Single out each line with the word "desc" and copy it.

Data excerpts:
START

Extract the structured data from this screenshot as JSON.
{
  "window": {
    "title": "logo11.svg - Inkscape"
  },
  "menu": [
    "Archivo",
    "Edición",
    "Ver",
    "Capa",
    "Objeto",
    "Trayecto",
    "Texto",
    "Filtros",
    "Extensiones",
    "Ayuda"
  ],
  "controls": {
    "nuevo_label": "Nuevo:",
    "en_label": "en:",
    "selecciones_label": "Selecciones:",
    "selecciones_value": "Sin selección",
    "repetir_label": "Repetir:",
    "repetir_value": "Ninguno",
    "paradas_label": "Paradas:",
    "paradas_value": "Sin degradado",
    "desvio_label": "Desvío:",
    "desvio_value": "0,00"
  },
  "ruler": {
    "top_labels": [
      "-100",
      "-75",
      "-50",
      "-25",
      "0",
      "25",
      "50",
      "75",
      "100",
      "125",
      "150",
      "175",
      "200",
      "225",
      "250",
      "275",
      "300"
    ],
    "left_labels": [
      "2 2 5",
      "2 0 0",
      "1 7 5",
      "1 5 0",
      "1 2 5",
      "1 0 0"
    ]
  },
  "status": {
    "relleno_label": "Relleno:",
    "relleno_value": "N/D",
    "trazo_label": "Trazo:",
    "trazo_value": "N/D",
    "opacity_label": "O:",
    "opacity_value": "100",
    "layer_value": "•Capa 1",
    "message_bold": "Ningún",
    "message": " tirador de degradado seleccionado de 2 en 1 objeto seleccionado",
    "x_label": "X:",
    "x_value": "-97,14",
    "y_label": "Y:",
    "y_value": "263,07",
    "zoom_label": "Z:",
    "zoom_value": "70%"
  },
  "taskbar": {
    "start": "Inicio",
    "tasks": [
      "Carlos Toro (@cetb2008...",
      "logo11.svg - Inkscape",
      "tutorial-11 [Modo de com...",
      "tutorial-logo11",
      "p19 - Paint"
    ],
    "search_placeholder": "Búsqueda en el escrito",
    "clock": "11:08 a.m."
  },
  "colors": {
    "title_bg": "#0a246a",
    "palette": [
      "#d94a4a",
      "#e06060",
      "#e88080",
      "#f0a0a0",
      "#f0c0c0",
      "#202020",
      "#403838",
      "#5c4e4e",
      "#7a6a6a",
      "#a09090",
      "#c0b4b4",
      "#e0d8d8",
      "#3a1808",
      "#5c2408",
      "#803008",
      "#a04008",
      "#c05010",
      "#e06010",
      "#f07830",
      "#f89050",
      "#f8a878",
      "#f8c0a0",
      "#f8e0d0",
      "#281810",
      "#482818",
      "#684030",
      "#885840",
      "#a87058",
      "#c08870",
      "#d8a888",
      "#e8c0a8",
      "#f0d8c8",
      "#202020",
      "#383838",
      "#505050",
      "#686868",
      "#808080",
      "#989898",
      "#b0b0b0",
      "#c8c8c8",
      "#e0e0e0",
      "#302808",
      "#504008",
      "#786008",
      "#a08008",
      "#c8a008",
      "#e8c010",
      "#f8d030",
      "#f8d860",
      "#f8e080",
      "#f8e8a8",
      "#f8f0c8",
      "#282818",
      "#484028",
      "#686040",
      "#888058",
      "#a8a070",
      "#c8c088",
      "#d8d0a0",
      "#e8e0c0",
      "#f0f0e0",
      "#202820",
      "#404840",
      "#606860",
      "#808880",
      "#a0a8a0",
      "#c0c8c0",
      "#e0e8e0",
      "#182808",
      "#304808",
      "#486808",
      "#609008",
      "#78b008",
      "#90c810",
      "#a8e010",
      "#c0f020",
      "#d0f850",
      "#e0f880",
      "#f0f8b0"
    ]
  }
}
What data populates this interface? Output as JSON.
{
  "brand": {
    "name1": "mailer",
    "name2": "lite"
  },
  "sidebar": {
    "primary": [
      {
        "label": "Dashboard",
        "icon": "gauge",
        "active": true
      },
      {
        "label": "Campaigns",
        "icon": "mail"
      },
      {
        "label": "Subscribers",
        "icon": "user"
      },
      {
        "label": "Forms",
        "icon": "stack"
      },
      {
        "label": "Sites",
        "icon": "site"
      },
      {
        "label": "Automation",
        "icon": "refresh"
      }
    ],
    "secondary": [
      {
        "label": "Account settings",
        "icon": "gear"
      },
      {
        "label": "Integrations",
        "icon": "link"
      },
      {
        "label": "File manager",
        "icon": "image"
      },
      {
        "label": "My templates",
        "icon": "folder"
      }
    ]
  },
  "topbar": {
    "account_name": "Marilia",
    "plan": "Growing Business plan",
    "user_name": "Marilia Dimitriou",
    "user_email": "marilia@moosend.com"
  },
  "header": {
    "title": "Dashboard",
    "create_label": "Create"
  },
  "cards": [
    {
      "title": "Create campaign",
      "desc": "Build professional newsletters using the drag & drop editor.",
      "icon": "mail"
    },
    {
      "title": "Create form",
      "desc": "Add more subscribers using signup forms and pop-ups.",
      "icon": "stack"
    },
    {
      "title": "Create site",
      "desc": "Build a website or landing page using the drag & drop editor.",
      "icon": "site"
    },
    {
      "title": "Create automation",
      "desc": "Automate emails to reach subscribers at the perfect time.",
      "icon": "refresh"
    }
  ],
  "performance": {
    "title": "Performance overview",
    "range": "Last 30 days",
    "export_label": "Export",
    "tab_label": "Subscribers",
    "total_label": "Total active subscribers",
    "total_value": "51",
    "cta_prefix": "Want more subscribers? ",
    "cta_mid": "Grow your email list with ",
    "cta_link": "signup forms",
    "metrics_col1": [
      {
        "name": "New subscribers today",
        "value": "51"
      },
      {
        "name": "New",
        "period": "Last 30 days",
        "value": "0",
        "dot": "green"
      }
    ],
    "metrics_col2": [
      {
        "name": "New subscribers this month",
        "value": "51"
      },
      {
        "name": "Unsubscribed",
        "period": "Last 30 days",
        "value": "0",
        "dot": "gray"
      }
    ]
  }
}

END

Exercise answer:
      "desc": "Build professional newsletters using the drag & drop editor.",
      "desc": "Add more subscribers using signup forms and pop-ups.",
      "desc": "Build a website or landing page using the drag & drop editor.",
      "desc": "Automate emails to reach subscribers at the perfect time.",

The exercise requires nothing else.